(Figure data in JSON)
......

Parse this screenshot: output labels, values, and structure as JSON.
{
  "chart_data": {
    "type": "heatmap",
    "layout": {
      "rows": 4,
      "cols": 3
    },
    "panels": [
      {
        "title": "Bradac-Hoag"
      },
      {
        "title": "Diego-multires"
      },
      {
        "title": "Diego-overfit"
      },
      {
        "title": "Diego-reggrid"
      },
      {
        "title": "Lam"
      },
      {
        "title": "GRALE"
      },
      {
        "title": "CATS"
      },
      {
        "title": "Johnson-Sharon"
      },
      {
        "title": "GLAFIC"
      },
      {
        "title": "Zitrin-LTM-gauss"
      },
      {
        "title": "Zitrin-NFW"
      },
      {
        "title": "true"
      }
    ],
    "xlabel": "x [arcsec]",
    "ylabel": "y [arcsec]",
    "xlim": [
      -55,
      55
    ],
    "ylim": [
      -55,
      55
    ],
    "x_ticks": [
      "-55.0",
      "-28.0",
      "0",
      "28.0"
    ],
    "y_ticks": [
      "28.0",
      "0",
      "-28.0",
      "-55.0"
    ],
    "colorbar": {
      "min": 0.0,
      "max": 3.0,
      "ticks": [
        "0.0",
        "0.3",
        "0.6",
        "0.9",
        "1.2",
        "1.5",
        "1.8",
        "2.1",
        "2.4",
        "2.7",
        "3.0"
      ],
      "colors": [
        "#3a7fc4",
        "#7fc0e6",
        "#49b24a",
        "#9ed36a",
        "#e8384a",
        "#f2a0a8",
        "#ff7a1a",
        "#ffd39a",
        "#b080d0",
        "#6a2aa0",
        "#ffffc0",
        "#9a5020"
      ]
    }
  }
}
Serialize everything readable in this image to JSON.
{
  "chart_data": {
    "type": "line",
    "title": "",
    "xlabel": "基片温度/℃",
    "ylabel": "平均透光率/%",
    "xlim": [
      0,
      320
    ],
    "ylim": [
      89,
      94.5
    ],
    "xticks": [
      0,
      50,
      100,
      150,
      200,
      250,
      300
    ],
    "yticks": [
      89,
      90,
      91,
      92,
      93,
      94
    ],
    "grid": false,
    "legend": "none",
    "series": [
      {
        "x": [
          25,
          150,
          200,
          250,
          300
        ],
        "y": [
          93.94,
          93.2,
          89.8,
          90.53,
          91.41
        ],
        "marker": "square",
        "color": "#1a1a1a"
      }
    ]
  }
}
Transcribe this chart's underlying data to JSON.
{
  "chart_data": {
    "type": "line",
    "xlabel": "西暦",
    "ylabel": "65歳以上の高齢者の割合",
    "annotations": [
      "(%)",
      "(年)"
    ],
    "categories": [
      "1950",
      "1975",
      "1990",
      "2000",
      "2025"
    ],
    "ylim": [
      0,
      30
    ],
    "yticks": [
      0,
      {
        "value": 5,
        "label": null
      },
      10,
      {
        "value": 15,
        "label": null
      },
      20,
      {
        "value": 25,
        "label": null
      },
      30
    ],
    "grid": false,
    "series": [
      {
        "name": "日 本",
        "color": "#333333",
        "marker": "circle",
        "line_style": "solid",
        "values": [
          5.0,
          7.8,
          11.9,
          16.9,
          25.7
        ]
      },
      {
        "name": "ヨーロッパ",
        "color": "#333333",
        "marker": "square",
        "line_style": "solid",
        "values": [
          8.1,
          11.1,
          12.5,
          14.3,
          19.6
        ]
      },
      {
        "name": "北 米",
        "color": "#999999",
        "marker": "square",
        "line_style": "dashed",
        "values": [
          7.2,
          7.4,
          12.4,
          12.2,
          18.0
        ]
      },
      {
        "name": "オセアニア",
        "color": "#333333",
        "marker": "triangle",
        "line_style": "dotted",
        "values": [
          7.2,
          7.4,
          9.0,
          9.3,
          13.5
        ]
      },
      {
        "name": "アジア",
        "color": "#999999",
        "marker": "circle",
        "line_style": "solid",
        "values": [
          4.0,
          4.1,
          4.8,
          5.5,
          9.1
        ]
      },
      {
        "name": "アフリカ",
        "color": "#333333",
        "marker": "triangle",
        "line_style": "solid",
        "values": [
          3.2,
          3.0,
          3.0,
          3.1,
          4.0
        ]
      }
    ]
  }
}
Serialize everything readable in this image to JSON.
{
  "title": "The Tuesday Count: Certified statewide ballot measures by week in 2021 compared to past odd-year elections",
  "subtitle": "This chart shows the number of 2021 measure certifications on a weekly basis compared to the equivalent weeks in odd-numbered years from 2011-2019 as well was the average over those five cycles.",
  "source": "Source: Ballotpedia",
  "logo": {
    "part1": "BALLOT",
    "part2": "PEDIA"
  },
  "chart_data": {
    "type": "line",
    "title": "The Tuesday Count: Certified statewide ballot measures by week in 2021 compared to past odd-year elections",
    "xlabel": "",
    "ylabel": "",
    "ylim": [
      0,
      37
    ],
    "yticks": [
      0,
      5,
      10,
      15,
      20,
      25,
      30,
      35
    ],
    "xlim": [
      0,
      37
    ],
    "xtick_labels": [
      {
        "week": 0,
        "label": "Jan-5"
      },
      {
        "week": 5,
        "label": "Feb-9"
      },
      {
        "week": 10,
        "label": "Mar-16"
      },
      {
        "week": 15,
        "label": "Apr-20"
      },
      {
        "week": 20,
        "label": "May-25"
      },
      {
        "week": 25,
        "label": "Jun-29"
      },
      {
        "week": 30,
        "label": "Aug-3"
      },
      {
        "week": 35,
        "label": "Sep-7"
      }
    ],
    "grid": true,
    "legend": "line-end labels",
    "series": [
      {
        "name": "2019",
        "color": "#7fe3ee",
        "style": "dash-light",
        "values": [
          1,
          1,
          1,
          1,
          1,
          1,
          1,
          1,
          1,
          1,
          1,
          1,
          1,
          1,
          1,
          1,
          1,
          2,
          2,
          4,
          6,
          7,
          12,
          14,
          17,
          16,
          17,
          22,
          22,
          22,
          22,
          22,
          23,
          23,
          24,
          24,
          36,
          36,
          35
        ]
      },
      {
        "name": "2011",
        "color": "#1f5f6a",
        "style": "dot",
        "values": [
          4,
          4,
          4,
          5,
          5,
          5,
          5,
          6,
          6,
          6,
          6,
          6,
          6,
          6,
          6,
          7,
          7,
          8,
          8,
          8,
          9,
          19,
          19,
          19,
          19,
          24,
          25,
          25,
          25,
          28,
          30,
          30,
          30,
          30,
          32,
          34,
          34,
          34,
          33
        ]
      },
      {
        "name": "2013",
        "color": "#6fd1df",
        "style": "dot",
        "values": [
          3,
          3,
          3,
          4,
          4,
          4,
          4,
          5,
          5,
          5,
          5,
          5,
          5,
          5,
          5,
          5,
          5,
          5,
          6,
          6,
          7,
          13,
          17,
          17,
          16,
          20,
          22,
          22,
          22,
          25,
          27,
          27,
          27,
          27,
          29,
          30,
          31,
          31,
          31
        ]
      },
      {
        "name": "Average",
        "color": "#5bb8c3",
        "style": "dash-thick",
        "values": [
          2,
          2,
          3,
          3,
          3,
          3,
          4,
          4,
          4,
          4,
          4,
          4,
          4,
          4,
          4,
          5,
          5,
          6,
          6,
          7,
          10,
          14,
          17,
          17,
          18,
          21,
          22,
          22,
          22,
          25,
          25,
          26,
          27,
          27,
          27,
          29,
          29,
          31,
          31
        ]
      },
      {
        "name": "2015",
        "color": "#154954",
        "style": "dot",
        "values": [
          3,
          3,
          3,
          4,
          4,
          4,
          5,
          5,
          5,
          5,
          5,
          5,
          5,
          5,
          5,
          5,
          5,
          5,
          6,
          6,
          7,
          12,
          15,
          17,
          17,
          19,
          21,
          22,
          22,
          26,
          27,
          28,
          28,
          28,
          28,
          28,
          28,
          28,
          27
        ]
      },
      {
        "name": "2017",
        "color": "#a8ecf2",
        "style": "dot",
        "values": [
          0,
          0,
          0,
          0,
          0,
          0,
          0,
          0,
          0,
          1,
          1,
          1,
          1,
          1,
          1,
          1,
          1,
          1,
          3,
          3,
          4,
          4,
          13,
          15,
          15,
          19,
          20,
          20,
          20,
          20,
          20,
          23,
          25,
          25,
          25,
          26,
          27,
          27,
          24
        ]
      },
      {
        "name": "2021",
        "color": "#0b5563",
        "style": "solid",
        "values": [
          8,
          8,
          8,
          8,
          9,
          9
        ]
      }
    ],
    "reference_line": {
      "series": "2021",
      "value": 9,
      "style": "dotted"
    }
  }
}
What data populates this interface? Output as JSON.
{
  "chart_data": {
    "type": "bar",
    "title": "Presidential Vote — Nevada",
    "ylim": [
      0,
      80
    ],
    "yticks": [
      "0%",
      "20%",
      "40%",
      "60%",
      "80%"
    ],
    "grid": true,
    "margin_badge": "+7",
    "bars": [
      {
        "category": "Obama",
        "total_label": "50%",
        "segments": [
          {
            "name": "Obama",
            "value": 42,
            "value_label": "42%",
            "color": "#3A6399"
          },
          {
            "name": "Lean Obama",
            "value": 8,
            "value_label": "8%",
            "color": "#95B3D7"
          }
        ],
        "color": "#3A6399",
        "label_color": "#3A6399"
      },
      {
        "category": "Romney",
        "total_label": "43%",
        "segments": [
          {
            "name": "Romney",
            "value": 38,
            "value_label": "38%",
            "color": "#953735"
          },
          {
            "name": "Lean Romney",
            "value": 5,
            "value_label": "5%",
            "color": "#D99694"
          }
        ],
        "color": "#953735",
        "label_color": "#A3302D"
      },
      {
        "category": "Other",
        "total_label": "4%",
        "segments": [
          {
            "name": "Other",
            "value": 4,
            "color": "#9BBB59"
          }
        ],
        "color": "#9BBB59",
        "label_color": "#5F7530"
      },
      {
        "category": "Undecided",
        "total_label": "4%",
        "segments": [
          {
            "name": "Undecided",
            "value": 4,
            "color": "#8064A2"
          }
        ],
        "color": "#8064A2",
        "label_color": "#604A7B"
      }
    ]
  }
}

......

WHAT THE EXERCISE ASKS:
Report every line containing the word "Zitrin" from the listing above.

RESPONSE TO THE EXERCISE:
        "title": "Zitrin-LTM-gauss"
        "title": "Zitrin-NFW"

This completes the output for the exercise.